What this task involves:
Make an exact copy of each entry, leaving out every picture.

Stored data entries
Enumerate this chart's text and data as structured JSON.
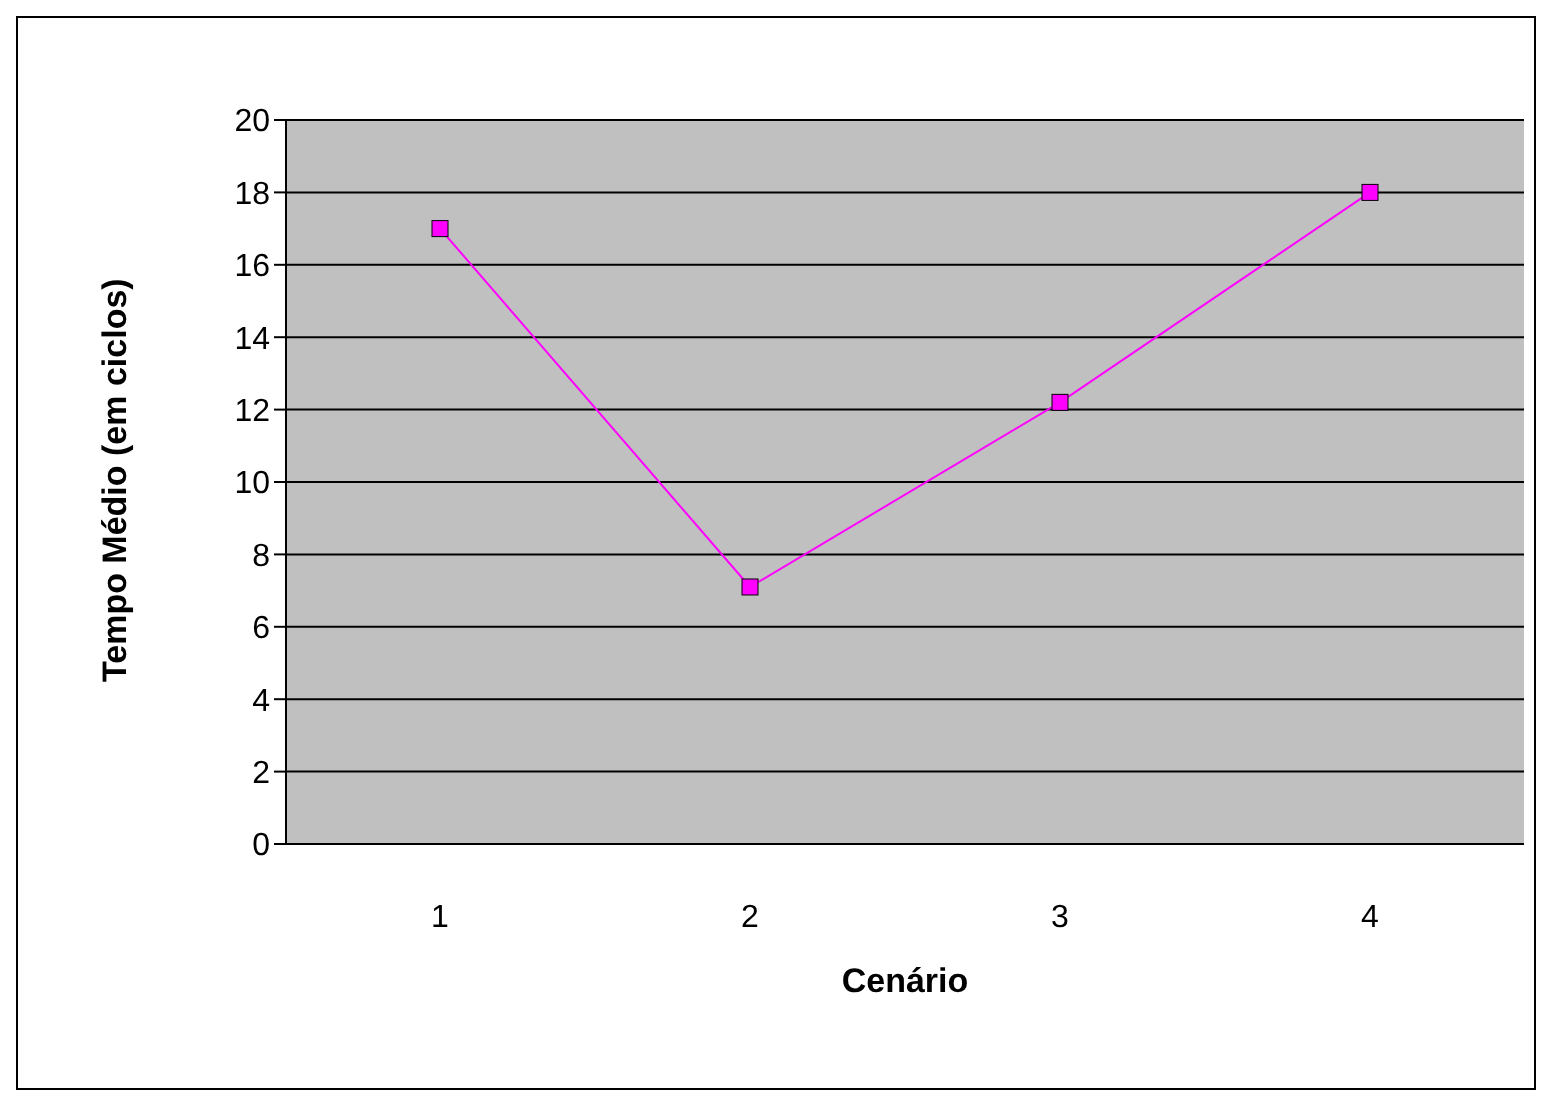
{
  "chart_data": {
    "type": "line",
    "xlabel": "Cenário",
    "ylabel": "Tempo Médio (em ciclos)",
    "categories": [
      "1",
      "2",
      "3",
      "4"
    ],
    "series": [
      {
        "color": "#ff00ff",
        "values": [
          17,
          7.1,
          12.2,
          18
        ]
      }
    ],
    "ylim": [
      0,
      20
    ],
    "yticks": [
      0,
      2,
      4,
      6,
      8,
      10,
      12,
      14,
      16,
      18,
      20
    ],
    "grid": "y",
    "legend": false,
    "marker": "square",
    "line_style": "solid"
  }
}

The output:
Enumerate this chart's text and data as structured JSON.
{
  "chart_data": {
    "type": "line",
    "xlabel": "Cenário",
    "ylabel": "Tempo Médio (em ciclos)",
    "categories": [
      "1",
      "2",
      "3",
      "4"
    ],
    "series": [
      {
        "color": "#ff00ff",
        "values": [
          17,
          7.1,
          12.2,
          18
        ]
      }
    ],
    "ylim": [
      0,
      20
    ],
    "yticks": [
      0,
      2,
      4,
      6,
      8,
      10,
      12,
      14,
      16,
      18,
      20
    ],
    "grid": "y",
    "legend": false,
    "marker": "square",
    "line_style": "solid"
  }
}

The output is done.